Task statement.
Please print the full listing exactly.

## begin Data

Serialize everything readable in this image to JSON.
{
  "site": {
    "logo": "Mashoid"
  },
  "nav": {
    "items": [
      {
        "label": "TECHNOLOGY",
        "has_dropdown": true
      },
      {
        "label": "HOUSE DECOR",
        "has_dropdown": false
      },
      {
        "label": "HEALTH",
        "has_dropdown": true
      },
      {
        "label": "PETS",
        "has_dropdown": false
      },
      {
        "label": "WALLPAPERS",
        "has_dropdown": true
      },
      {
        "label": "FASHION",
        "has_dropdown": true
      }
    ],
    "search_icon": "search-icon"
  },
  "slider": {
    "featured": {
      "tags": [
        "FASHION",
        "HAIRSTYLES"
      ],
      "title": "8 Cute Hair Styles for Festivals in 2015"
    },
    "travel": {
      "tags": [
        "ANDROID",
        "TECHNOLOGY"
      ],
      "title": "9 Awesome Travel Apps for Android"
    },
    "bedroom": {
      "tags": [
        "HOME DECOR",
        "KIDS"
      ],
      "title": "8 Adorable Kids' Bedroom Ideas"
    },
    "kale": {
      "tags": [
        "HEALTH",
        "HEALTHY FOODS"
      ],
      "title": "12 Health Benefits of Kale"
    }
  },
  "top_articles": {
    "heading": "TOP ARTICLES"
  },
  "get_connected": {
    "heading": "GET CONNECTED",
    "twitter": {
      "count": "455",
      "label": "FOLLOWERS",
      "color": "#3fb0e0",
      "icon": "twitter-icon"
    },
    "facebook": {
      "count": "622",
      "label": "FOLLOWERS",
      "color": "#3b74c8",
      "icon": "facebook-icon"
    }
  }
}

## end Data

Task solution.
Serialize everything readable in this image to JSON.
{
  "site": {
    "logo": "Mashoid"
  },
  "nav": {
    "items": [
      {
        "label": "TECHNOLOGY",
        "has_dropdown": true
      },
      {
        "label": "HOUSE DECOR",
        "has_dropdown": false
      },
      {
        "label": "HEALTH",
        "has_dropdown": true
      },
      {
        "label": "PETS",
        "has_dropdown": false
      },
      {
        "label": "WALLPAPERS",
        "has_dropdown": true
      },
      {
        "label": "FASHION",
        "has_dropdown": true
      }
    ],
    "search_icon": "search-icon"
  },
  "slider": {
    "featured": {
      "tags": [
        "FASHION",
        "HAIRSTYLES"
      ],
      "title": "8 Cute Hair Styles for Festivals in 2015"
    },
    "travel": {
      "tags": [
        "ANDROID",
        "TECHNOLOGY"
      ],
      "title": "9 Awesome Travel Apps for Android"
    },
    "bedroom": {
      "tags": [
        "HOME DECOR",
        "KIDS"
      ],
      "title": "8 Adorable Kids' Bedroom Ideas"
    },
    "kale": {
      "tags": [
        "HEALTH",
        "HEALTHY FOODS"
      ],
      "title": "12 Health Benefits of Kale"
    }
  },
  "top_articles": {
    "heading": "TOP ARTICLES"
  },
  "get_connected": {
    "heading": "GET CONNECTED",
    "twitter": {
      "count": "455",
      "label": "FOLLOWERS",
      "color": "#3fb0e0",
      "icon": "twitter-icon"
    },
    "facebook": {
      "count": "622",
      "label": "FOLLOWERS",
      "color": "#3b74c8",
      "icon": "facebook-icon"
    }
  }
}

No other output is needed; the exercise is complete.